What this task involves: Without the images, write out all of the following entries exactly.

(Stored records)
Start
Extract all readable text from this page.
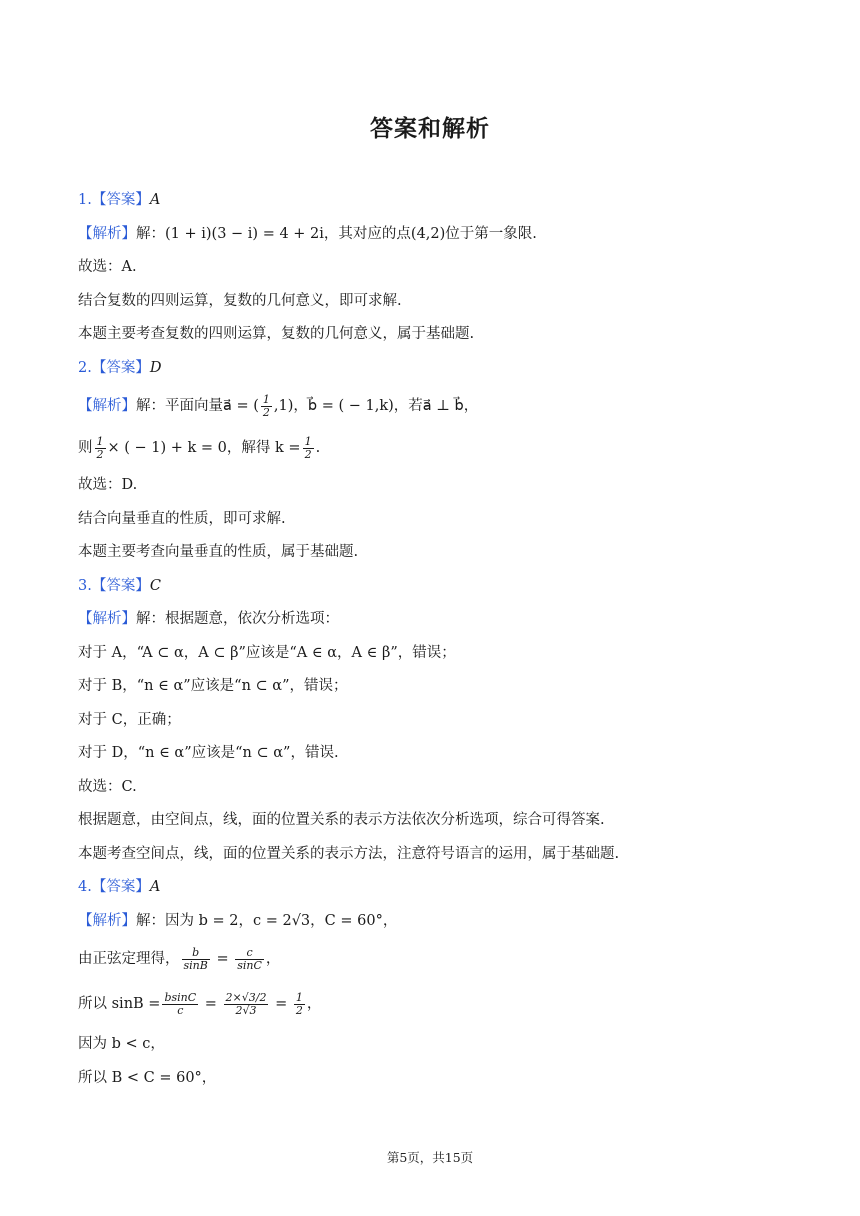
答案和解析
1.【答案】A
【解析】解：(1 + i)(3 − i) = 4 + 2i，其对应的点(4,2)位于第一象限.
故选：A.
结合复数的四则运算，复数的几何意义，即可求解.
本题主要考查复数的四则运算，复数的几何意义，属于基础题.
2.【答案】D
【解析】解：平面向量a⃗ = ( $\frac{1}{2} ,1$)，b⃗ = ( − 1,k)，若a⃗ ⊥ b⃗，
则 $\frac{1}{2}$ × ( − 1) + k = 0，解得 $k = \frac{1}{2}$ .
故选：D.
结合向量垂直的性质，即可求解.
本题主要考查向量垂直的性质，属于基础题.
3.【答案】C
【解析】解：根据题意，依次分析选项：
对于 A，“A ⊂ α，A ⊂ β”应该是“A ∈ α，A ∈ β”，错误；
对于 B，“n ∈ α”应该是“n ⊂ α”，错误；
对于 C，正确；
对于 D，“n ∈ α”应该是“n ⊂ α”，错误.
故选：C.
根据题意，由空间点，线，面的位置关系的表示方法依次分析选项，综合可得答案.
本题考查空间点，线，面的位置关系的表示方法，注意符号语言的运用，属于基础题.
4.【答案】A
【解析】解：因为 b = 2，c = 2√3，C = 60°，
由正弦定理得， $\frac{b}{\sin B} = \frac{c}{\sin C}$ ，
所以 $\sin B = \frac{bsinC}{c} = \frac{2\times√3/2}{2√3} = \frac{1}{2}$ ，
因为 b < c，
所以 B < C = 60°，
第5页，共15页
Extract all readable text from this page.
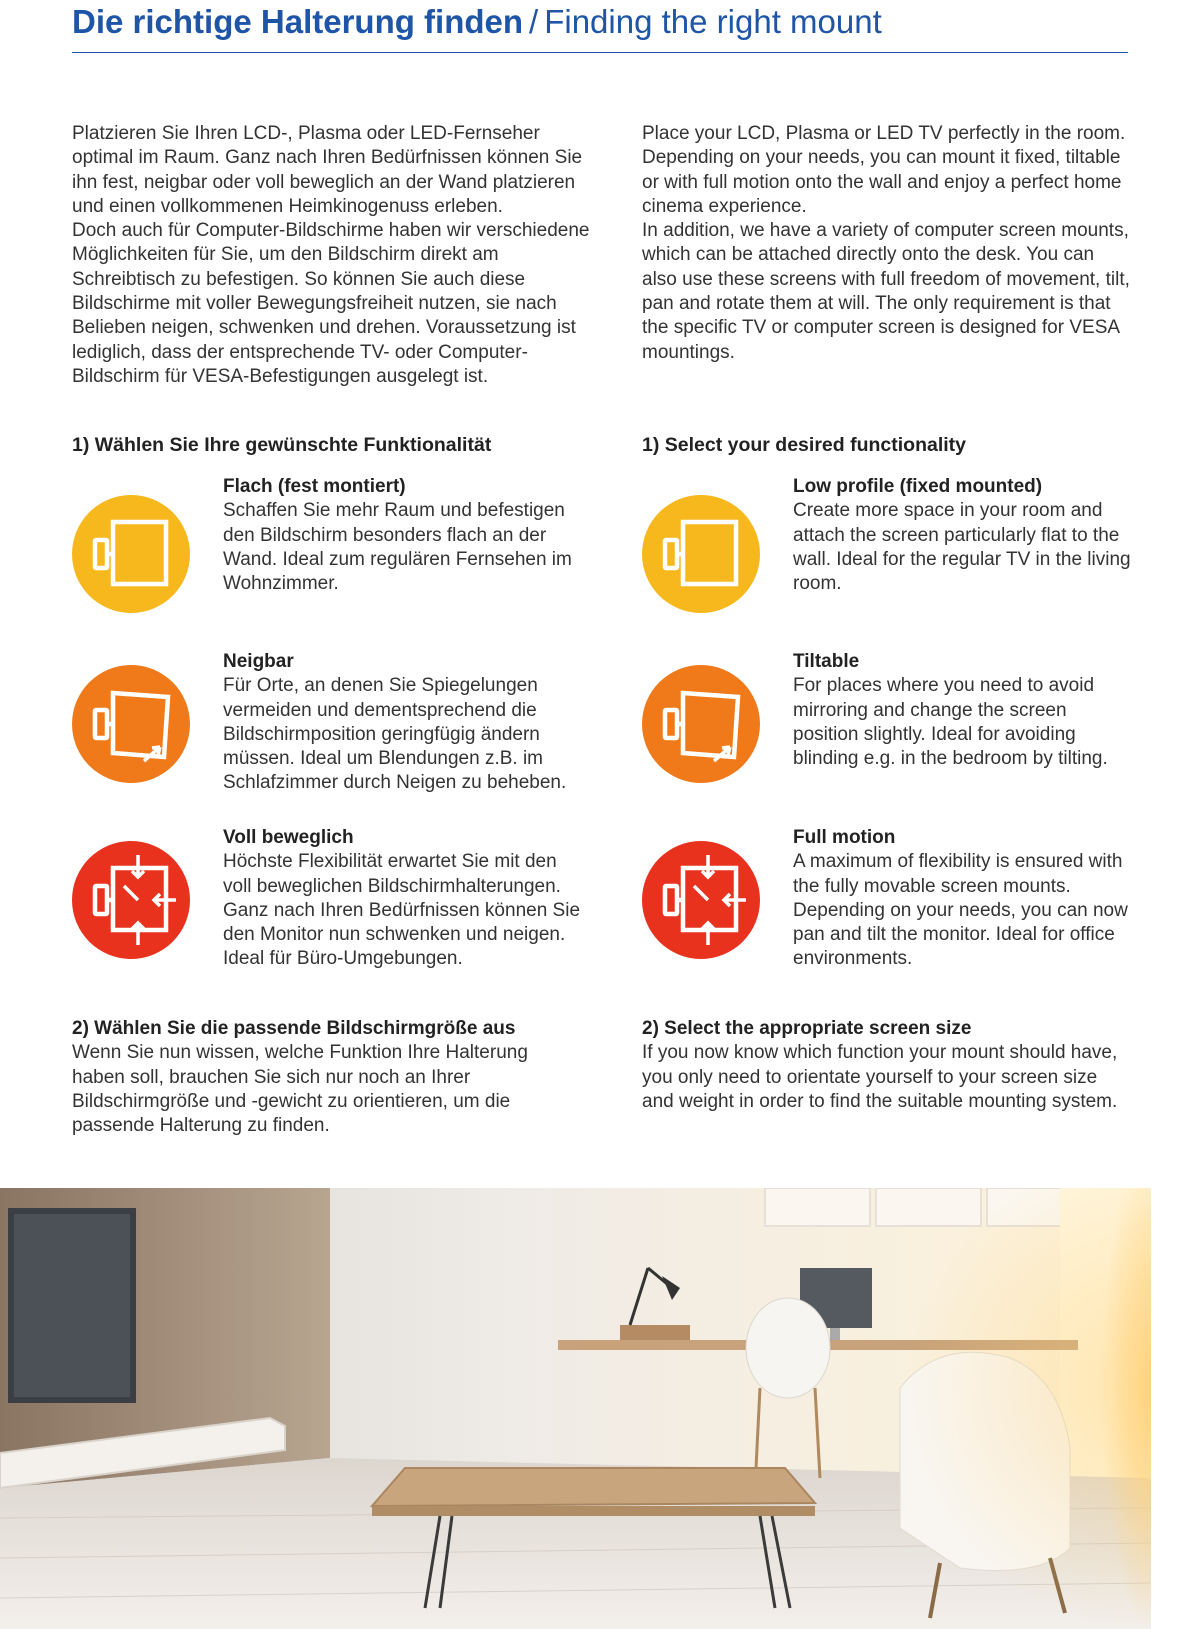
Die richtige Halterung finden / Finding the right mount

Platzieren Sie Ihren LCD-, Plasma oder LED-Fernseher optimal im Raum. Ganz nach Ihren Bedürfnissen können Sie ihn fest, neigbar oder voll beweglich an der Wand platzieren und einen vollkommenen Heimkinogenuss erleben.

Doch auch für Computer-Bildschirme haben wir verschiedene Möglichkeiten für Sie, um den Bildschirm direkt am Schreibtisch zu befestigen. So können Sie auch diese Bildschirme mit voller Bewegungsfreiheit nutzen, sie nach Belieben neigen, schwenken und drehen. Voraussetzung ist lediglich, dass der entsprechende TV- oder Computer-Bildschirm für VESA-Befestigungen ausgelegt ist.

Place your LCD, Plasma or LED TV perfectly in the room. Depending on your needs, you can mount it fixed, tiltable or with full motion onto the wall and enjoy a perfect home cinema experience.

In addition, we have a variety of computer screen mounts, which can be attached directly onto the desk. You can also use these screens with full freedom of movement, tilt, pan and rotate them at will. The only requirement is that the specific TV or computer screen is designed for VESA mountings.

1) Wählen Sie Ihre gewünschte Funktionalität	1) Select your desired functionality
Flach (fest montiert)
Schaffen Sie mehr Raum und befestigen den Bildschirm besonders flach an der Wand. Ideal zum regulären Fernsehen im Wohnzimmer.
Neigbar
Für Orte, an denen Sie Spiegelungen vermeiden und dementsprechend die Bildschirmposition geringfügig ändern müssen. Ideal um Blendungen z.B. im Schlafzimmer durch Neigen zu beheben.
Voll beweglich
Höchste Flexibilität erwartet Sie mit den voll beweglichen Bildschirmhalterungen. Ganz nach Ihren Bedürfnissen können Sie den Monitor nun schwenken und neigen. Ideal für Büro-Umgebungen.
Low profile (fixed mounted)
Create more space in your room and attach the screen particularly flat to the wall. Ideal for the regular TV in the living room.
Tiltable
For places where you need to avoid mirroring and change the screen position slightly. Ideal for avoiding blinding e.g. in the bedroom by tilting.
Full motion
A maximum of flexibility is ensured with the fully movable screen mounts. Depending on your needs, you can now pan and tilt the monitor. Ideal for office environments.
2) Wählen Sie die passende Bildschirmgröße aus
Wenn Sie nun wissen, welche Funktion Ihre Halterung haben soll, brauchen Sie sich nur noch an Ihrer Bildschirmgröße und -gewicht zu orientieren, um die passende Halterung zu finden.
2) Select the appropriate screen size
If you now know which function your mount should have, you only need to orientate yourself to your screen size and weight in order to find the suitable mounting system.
End
Exercise response:
Extract all readable text from this page.
答案和解析
1.【答案】A
【解析】解：(1 + i)(3 − i) = 4 + 2i，其对应的点(4,2)位于第一象限.
故选：A.
结合复数的四则运算，复数的几何意义，即可求解.
本题主要考查复数的四则运算，复数的几何意义，属于基础题.
2.【答案】D
【解析】解：平面向量a⃗ = ( $\frac{1}{2} ,1$)，b⃗ = ( − 1,k)，若a⃗ ⊥ b⃗，
则 $\frac{1}{2}$ × ( − 1) + k = 0，解得 $k = \frac{1}{2}$ .
故选：D.
结合向量垂直的性质，即可求解.
本题主要考查向量垂直的性质，属于基础题.
3.【答案】C
【解析】解：根据题意，依次分析选项：
对于 A，“A ⊂ α，A ⊂ β”应该是“A ∈ α，A ∈ β”，错误；
对于 B，“n ∈ α”应该是“n ⊂ α”，错误；
对于 C，正确；
对于 D，“n ∈ α”应该是“n ⊂ α”，错误.
故选：C.
根据题意，由空间点，线，面的位置关系的表示方法依次分析选项，综合可得答案.
本题考查空间点，线，面的位置关系的表示方法，注意符号语言的运用，属于基础题.
4.【答案】A
【解析】解：因为 b = 2，c = 2√3，C = 60°，
由正弦定理得， $\frac{b}{\sin B} = \frac{c}{\sin C}$ ，
所以 $\sin B = \frac{bsinC}{c} = \frac{2\times√3/2}{2√3} = \frac{1}{2}$ ，
因为 b < c，
所以 B < C = 60°，
第5页，共15页
Extract all readable text from this page.
Die richtige Halterung finden / Finding the right mount

Platzieren Sie Ihren LCD-, Plasma oder LED-Fernseher optimal im Raum. Ganz nach Ihren Bedürfnissen können Sie ihn fest, neigbar oder voll beweglich an der Wand platzieren und einen vollkommenen Heimkinogenuss erleben.

Doch auch für Computer-Bildschirme haben wir verschiedene Möglichkeiten für Sie, um den Bildschirm direkt am Schreibtisch zu befestigen. So können Sie auch diese Bildschirme mit voller Bewegungsfreiheit nutzen, sie nach Belieben neigen, schwenken und drehen. Voraussetzung ist lediglich, dass der entsprechende TV- oder Computer-Bildschirm für VESA-Befestigungen ausgelegt ist.

Place your LCD, Plasma or LED TV perfectly in the room. Depending on your needs, you can mount it fixed, tiltable or with full motion onto the wall and enjoy a perfect home cinema experience.

In addition, we have a variety of computer screen mounts, which can be attached directly onto the desk. You can also use these screens with full freedom of movement, tilt, pan and rotate them at will. The only requirement is that the specific TV or computer screen is designed for VESA mountings.

1) Wählen Sie Ihre gewünschte Funktionalität	1) Select your desired functionality
Flach (fest montiert)
Schaffen Sie mehr Raum und befestigen den Bildschirm besonders flach an der Wand. Ideal zum regulären Fernsehen im Wohnzimmer.
Neigbar
Für Orte, an denen Sie Spiegelungen vermeiden und dementsprechend die Bildschirmposition geringfügig ändern müssen. Ideal um Blendungen z.B. im Schlafzimmer durch Neigen zu beheben.
Voll beweglich
Höchste Flexibilität erwartet Sie mit den voll beweglichen Bildschirmhalterungen. Ganz nach Ihren Bedürfnissen können Sie den Monitor nun schwenken und neigen. Ideal für Büro-Umgebungen.
Low profile (fixed mounted)
Create more space in your room and attach the screen particularly flat to the wall. Ideal for the regular TV in the living room.
Tiltable
For places where you need to avoid mirroring and change the screen position slightly. Ideal for avoiding blinding e.g. in the bedroom by tilting.
Full motion
A maximum of flexibility is ensured with the fully movable screen mounts. Depending on your needs, you can now pan and tilt the monitor. Ideal for office environments.
2) Wählen Sie die passende Bildschirmgröße aus
Wenn Sie nun wissen, welche Funktion Ihre Halterung haben soll, brauchen Sie sich nur noch an Ihrer Bildschirmgröße und -gewicht zu orientieren, um die passende Halterung zu finden.
2) Select the appropriate screen size
If you now know which function your mount should have, you only need to orientate yourself to your screen size and weight in order to find the suitable mounting system.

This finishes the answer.